TASK INSTRUCTIONS => Which lines hold the word "部门本职"? Copy each of them from the material.

==== DATA LISTING ====

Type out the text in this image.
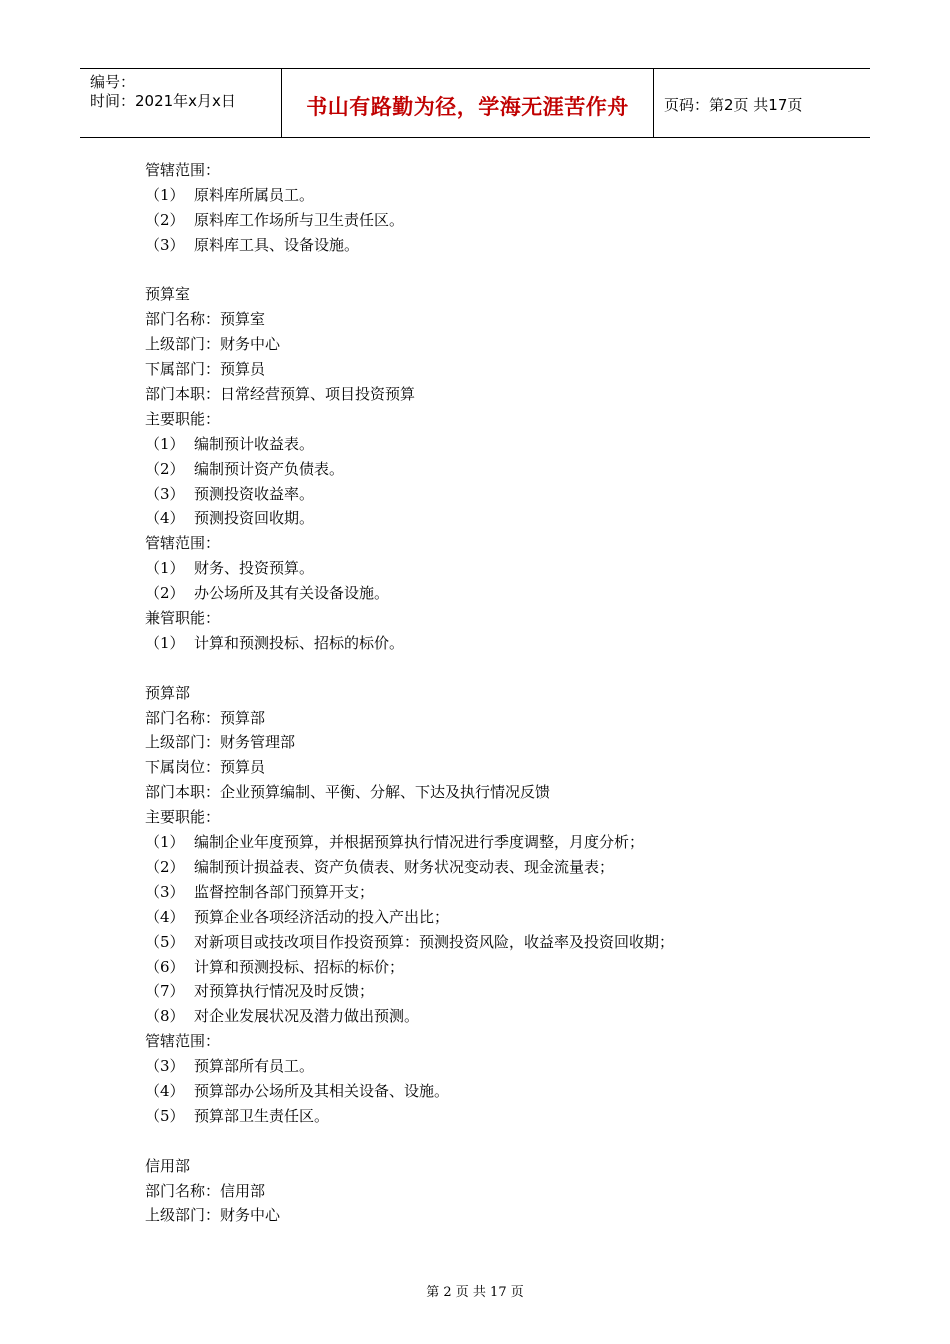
编号：
时间：2021年x月x日	书山有路勤为径，学海无涯苦作舟	页码：第2页 共17页
管辖范围：
（1） 原料库所属员工。
（2） 原料库工作场所与卫生责任区。
（3） 原料库工具、设备设施。
预算室
部门名称：预算室
上级部门：财务中心
下属部门：预算员
部门本职：日常经营预算、项目投资预算
主要职能：
（1） 编制预计收益表。
（2） 编制预计资产负债表。
（3） 预测投资收益率。
（4） 预测投资回收期。
管辖范围：
（1） 财务、投资预算。
（2） 办公场所及其有关设备设施。
兼管职能：
（1） 计算和预测投标、招标的标价。
预算部
部门名称：预算部
上级部门：财务管理部
下属岗位：预算员
部门本职：企业预算编制、平衡、分解、下达及执行情况反馈
主要职能：
（1） 编制企业年度预算，并根据预算执行情况进行季度调整，月度分析；
（2） 编制预计损益表、资产负债表、财务状况变动表、现金流量表；
（3） 监督控制各部门预算开支；
（4） 预算企业各项经济活动的投入产出比；
（5） 对新项目或技改项目作投资预算：预测投资风险，收益率及投资回收期；
（6） 计算和预测投标、招标的标价；
（7） 对预算执行情况及时反馈；
（8） 对企业发展状况及潜力做出预测。
管辖范围：
（3） 预算部所有员工。
（4） 预算部办公场所及其相关设备、设施。
（5） 预算部卫生责任区。
信用部
部门名称：信用部
上级部门：财务中心
第 2 页 共 17 页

====

ANSWER FOR THE TASK =>
部门本职：日常经营预算、项目投资预算
部门本职：企业预算编制、平衡、分解、下达及执行情况反馈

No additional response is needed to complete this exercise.